■ What the task requires
Carry none of the pictures over; write out the complete data exactly.

■ Data extract
--------

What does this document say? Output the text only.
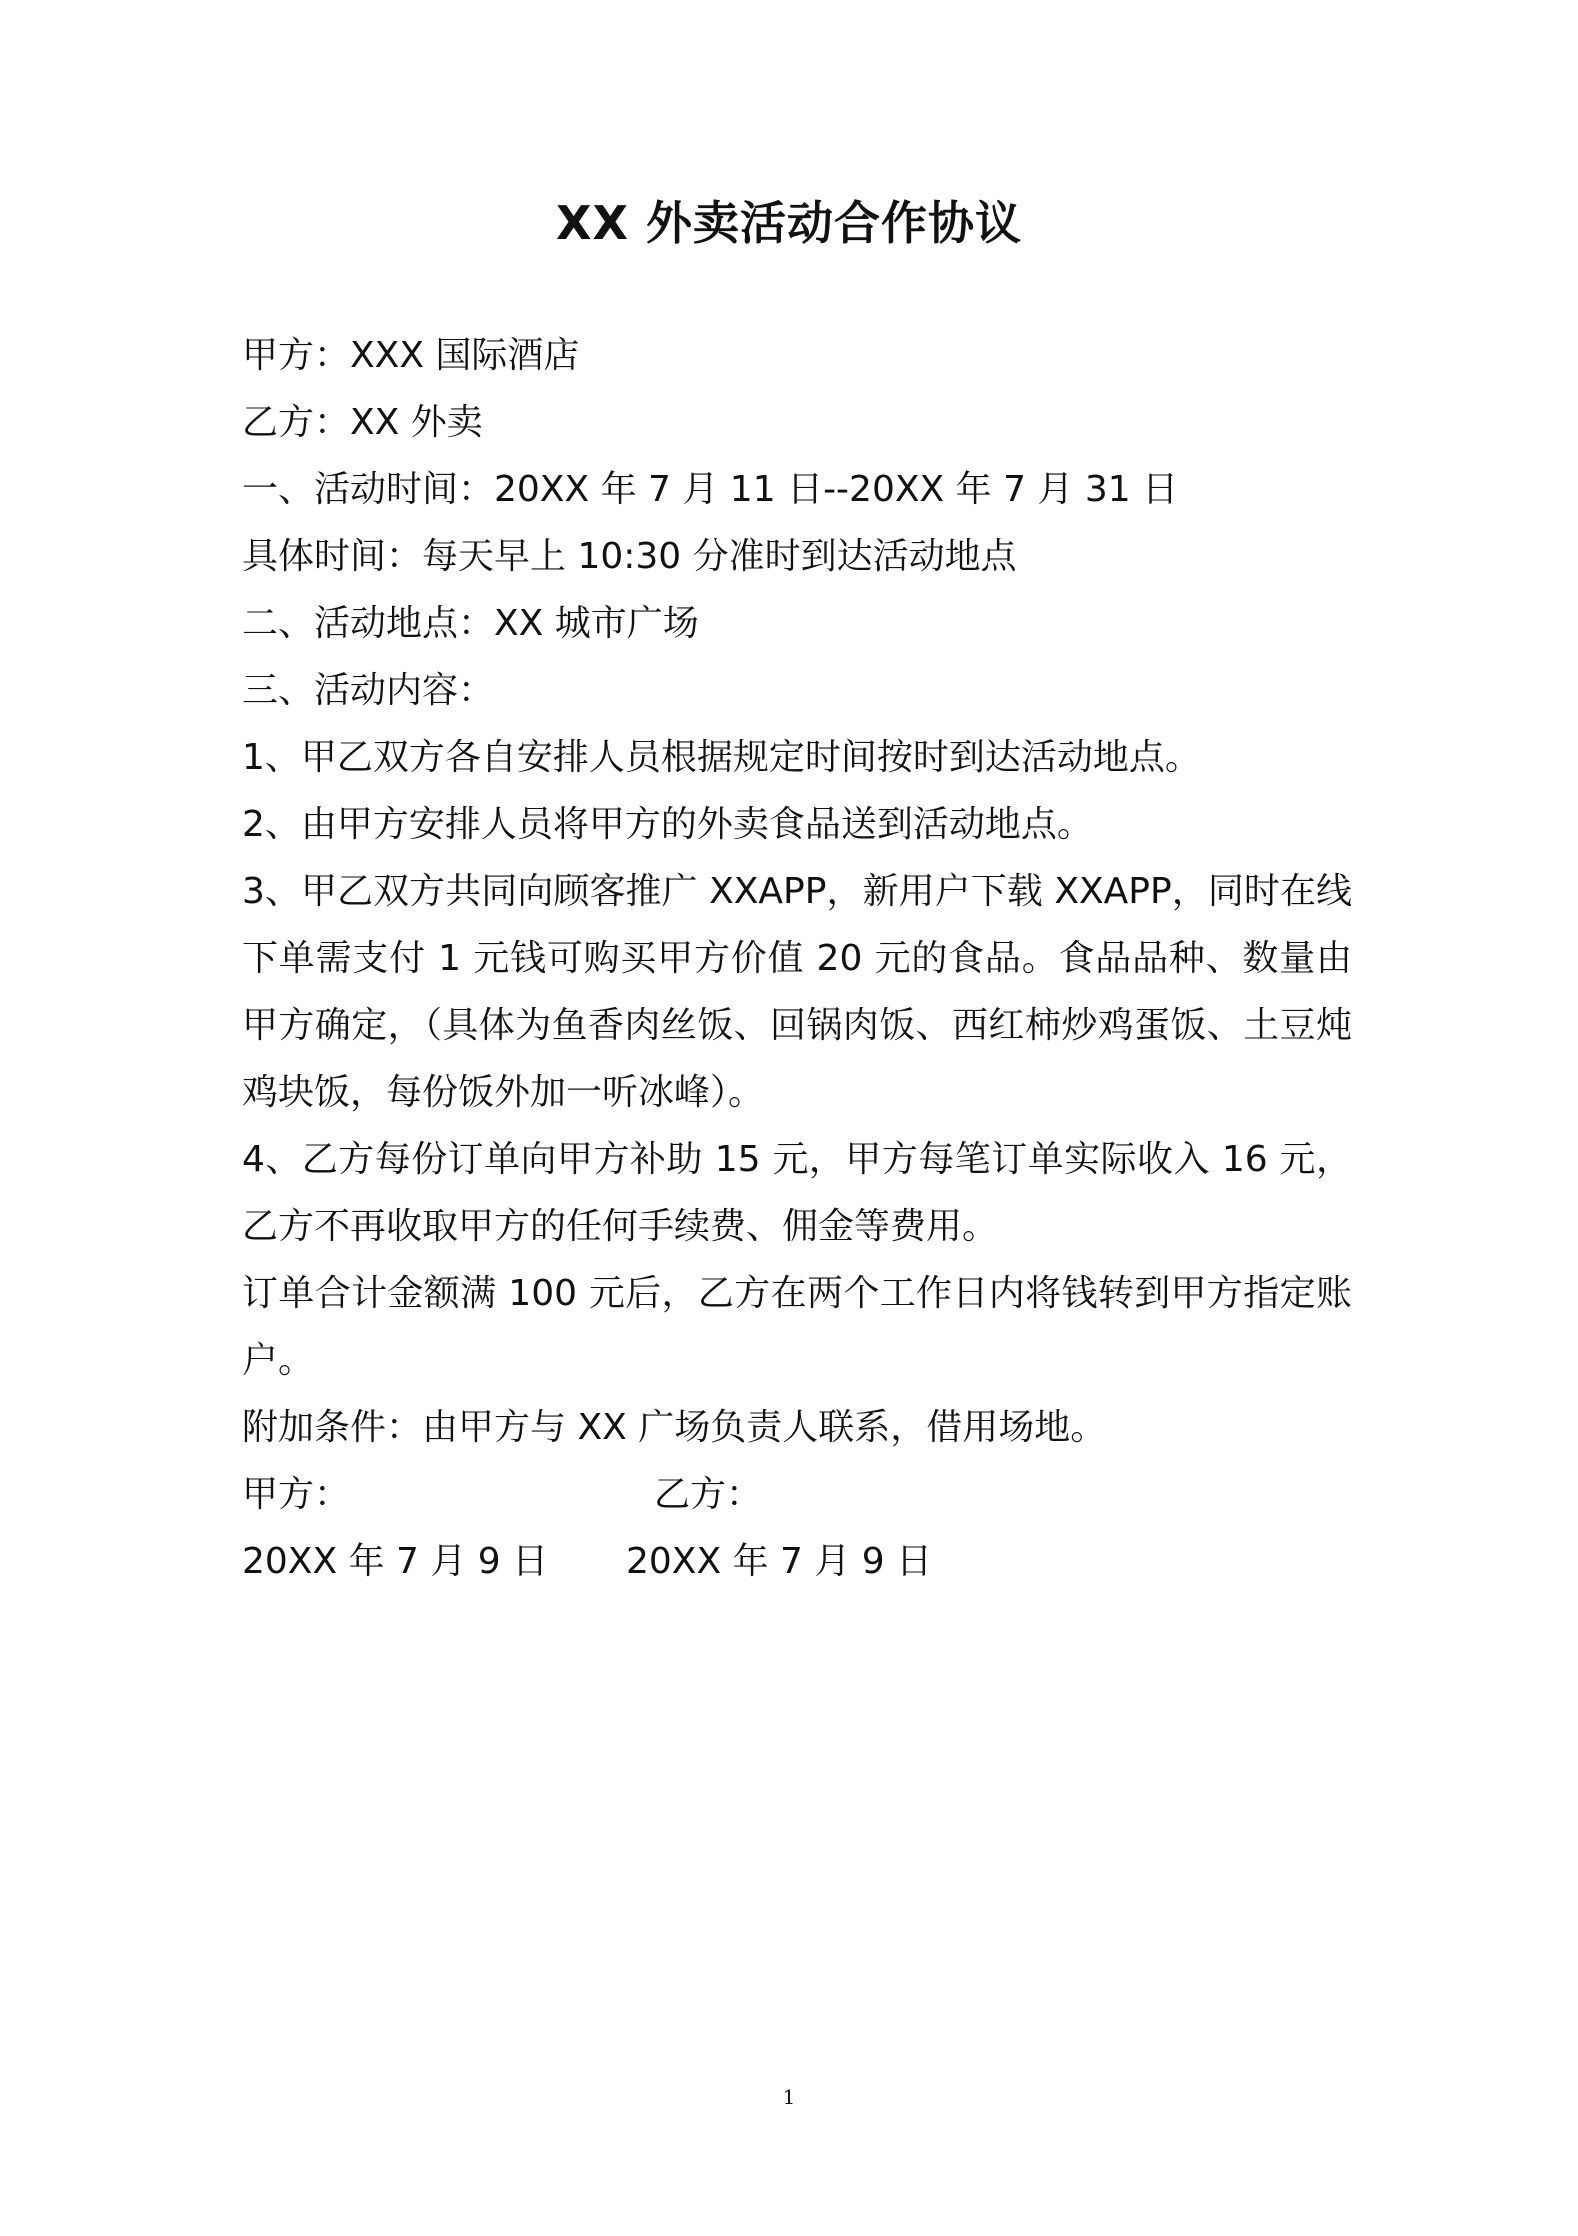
XX 外卖活动合作协议
甲方：XXX 国际酒店
乙方：XX 外卖
一、活动时间：20XX 年 7 月 11 日--20XX 年 7 月 31 日
具体时间：每天早上 10:30 分准时到达活动地点
二、活动地点：XX 城市广场
三、活动内容：
1、甲乙双方各自安排人员根据规定时间按时到达活动地点。
2、由甲方安排人员将甲方的外卖食品送到活动地点。
3、甲乙双方共同向顾客推广 XXAPP，新用户下载 XXAPP，同时在线下单需支付 1 元钱可购买甲方价值 20 元的食品。食品品种、数量由甲方确定，（具体为鱼香肉丝饭、回锅肉饭、西红柿炒鸡蛋饭、土豆炖鸡块饭，每份饭外加一听冰峰）。
4、乙方每份订单向甲方补助 15 元，甲方每笔订单实际收入 16 元，乙方不再收取甲方的任何手续费、佣金等费用。
订单合计金额满 100 元后，乙方在两个工作日内将钱转到甲方指定账户。
附加条件：由甲方与 XX 广场负责人联系，借用场地。
甲方：	乙方：
20XX 年 7 月 9 日 20XX 年 7 月 9 日
1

--------

■ The reply
What does this document say? Output the text only.
XX 外卖活动合作协议
甲方：XXX 国际酒店
乙方：XX 外卖
一、活动时间：20XX 年 7 月 11 日--20XX 年 7 月 31 日
具体时间：每天早上 10:30 分准时到达活动地点
二、活动地点：XX 城市广场
三、活动内容：
1、甲乙双方各自安排人员根据规定时间按时到达活动地点。
2、由甲方安排人员将甲方的外卖食品送到活动地点。
3、甲乙双方共同向顾客推广 XXAPP，新用户下载 XXAPP，同时在线下单需支付 1 元钱可购买甲方价值 20 元的食品。食品品种、数量由甲方确定，（具体为鱼香肉丝饭、回锅肉饭、西红柿炒鸡蛋饭、土豆炖鸡块饭，每份饭外加一听冰峰）。
4、乙方每份订单向甲方补助 15 元，甲方每笔订单实际收入 16 元，乙方不再收取甲方的任何手续费、佣金等费用。
订单合计金额满 100 元后，乙方在两个工作日内将钱转到甲方指定账户。
附加条件：由甲方与 XX 广场负责人联系，借用场地。
甲方：	乙方：
20XX 年 7 月 9 日 20XX 年 7 月 9 日
1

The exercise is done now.